### Set task:
Read through the records below and copy each line that uses the word "Pemberi".

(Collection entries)
┄┄┄┄┄┄┄┄┄┄

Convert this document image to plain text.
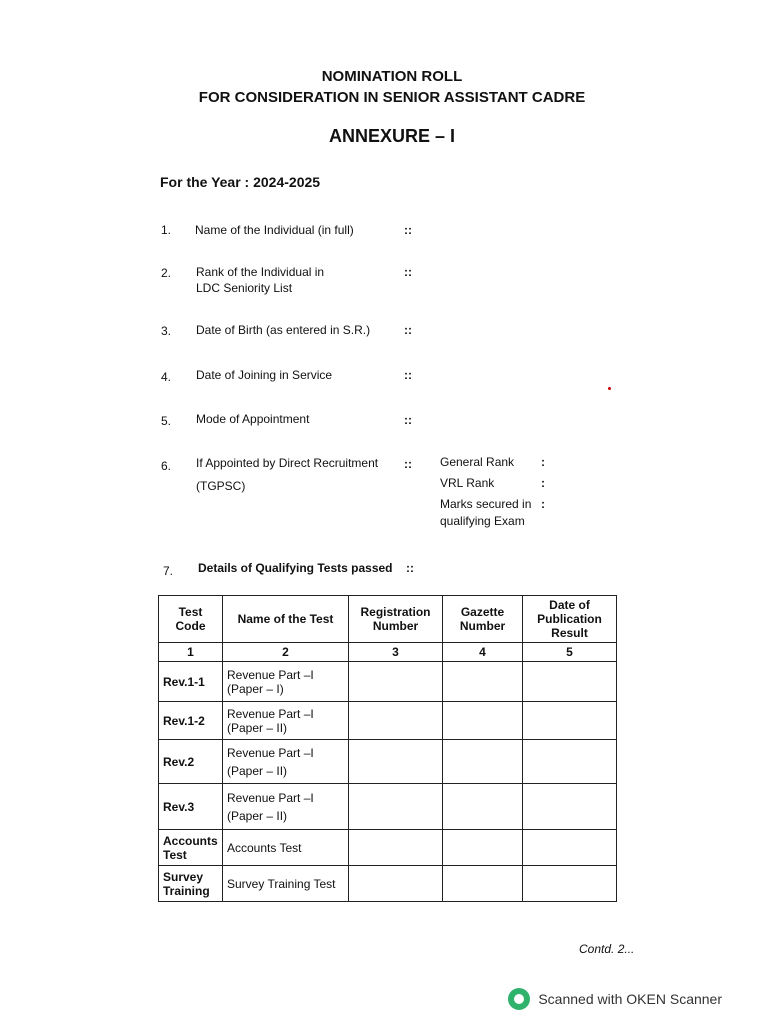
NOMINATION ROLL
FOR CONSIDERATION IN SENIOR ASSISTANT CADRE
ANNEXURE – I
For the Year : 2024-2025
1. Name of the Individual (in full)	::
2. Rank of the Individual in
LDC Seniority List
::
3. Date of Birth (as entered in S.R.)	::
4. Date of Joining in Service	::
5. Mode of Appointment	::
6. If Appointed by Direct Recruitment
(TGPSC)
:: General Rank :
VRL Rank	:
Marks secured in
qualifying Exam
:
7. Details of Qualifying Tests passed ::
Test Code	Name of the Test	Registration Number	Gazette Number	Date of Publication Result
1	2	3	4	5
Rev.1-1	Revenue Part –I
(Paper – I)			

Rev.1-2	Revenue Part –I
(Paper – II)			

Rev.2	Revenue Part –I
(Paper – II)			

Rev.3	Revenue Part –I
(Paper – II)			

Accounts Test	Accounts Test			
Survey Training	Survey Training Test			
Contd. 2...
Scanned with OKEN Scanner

┄┄┄┄┄┄┄┄┄┄

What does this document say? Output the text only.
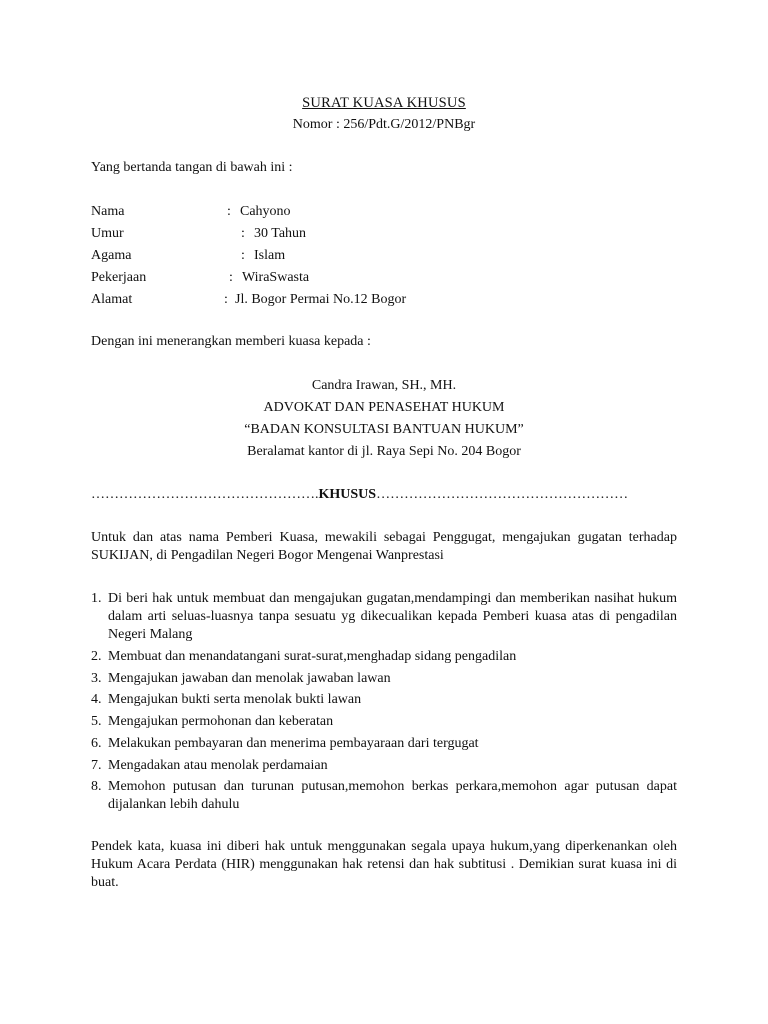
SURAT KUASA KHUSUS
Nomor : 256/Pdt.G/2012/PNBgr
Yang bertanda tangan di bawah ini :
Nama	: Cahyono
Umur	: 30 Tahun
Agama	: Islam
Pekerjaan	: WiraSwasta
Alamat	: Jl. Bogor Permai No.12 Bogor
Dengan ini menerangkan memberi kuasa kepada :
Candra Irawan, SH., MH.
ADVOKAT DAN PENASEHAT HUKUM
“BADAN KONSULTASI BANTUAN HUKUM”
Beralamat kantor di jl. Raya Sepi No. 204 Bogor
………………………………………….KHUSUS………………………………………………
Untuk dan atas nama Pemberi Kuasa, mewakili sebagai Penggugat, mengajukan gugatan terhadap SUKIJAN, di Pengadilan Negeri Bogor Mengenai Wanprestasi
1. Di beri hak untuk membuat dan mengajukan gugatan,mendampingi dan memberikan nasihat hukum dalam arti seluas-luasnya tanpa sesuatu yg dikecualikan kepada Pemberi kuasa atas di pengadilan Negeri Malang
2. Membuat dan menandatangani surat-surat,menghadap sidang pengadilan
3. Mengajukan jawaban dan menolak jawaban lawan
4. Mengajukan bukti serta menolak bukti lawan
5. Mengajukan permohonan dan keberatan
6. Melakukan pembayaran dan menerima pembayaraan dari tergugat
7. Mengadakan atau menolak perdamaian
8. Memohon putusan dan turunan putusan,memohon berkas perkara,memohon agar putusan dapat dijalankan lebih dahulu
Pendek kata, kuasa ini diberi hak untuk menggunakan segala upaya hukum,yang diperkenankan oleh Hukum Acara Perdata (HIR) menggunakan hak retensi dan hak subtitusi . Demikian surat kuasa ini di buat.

┄┄┄┄┄┄┄┄┄┄

### Solution for this exercise:
Untuk dan atas nama Pemberi Kuasa, mewakili sebagai Penggugat, mengajukan gugatan terhadap SUKIJAN, di Pengadilan Negeri Bogor Mengenai Wanprestasi
1. Di beri hak untuk membuat dan mengajukan gugatan,mendampingi dan memberikan nasihat hukum dalam arti seluas-luasnya tanpa sesuatu yg dikecualikan kepada Pemberi kuasa atas di pengadilan Negeri Malang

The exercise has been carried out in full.